**TEXTAUSZUG**
'''
Kiribati kannte bis vor kurzem kaum jemand. Jetzt ist der kleine Inselstaat auf halber Strecke zwischen Hawaii und Australien zum Symbol für die drohenden Folgen des Klimawandels geworden. Die Bewohner von Kiribati sind darauf eingestellt, dass ihre Kokospalmen bald im Meerwasser stehen und die Inselbewohner sich eine neue Heimat suchen müssen. Die meisten der Inseln liegen keine zwei Meter über dem Meeresspiegel. Steigt er infolge des Klimawandels an, ist das der Untergang von Kiribati.
Es waren Inselstaaten wie Kiribati, die auf dem Klimagipfel im Dezember in Paris durchsetzten, dass der bodennahe Temperaturanstieg auf 1,5 Grad begrenzt werden muss. In dem Abkommen, dem alle 196 Länder in Paris zugestimmt haben, ist von „deutlich unter zwei Grad“ im Vergleich zu der Zeit vor der Industrialisierung Ende des 19. Jahrhunderts die Rede.
'''
**MATERIAL**
'''
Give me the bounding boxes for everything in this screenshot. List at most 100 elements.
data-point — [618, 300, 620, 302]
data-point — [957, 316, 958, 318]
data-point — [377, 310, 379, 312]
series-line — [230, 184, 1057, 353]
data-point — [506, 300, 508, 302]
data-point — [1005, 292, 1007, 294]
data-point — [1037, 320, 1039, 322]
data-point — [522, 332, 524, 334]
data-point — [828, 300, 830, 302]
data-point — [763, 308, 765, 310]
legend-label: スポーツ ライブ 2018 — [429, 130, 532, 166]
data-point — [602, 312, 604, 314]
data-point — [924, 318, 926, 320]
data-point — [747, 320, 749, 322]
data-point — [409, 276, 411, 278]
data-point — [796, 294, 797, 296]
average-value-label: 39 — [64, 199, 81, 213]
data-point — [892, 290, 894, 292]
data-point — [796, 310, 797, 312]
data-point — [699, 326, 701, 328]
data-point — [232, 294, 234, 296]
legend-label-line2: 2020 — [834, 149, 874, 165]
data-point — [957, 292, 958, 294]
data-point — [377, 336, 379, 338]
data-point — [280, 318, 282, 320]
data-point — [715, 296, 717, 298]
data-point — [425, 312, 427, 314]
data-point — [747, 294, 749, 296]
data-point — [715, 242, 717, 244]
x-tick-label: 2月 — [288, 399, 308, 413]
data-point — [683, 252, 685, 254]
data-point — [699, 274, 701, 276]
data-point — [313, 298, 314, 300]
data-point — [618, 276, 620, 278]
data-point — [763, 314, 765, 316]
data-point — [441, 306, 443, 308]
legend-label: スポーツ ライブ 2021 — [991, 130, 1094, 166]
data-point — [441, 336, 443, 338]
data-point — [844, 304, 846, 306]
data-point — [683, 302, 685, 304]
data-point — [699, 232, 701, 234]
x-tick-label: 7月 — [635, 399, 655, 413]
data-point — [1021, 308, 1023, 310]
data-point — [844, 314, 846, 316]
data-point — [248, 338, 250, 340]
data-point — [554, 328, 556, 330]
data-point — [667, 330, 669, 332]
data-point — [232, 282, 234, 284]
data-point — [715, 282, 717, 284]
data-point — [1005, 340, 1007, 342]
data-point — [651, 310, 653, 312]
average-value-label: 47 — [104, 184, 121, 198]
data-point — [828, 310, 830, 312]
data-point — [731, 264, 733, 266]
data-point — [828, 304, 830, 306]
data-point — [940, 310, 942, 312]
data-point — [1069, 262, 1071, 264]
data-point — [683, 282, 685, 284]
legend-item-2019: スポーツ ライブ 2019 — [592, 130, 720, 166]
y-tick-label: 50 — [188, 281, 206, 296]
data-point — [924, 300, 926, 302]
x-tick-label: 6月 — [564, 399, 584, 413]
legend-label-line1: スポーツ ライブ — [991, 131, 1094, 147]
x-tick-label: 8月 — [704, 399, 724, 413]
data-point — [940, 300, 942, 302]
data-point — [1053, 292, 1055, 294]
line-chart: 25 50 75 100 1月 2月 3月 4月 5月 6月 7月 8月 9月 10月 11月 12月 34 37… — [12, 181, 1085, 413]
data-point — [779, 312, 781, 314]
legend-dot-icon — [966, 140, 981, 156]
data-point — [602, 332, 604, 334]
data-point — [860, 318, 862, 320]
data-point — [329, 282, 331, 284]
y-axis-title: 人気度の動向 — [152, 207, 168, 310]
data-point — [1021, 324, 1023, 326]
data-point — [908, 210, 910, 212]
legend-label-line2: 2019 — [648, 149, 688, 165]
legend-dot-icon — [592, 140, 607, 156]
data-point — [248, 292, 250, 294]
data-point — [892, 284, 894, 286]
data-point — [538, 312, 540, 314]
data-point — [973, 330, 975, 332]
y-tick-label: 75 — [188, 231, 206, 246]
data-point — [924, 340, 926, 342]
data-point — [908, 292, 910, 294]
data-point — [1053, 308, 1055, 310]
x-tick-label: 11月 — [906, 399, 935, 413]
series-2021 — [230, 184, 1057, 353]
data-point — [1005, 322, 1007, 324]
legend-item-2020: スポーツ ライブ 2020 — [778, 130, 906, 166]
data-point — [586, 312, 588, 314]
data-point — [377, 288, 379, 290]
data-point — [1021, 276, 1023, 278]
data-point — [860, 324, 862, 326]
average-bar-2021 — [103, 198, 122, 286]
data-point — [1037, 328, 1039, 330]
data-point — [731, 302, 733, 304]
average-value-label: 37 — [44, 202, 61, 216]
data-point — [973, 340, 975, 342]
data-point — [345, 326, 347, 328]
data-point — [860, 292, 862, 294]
'''
Gib den Text über Kiribati von „Kiribati kannte bis“ bis einschließlich „Jahrhunderts die Rede.“ wieder und setze dabei „Palmen“ anstelle von „Kokospalmen“ ein.

Kiribati kannte bis vor kurzem kaum jemand. Jetzt ist der kleine Inselstaat auf halber Strecke zwischen Hawaii und Australien zum Symbol für die drohenden Folgen des Klimawandels geworden. Die Bewohner von Kiribati sind darauf eingestellt, dass ihre Palmen bald im Meerwasser stehen und die Inselbewohner sich eine neue Heimat suchen müssen. Die meisten der Inseln liegen keine zwei Meter über dem Meeresspiegel. Steigt er infolge des Klimawandels an, ist das der Untergang von Kiribati.
Es waren Inselstaaten wie Kiribati, die auf dem Klimagipfel im Dezember in Paris durchsetzten, dass der bodennahe Temperaturanstieg auf 1,5 Grad begrenzt werden muss. In dem Abkommen, dem alle 196 Länder in Paris zugestimmt haben, ist von „deutlich unter zwei Grad“ im Vergleich zu der Zeit vor der Industrialisierung Ende des 19. Jahrhunderts die Rede.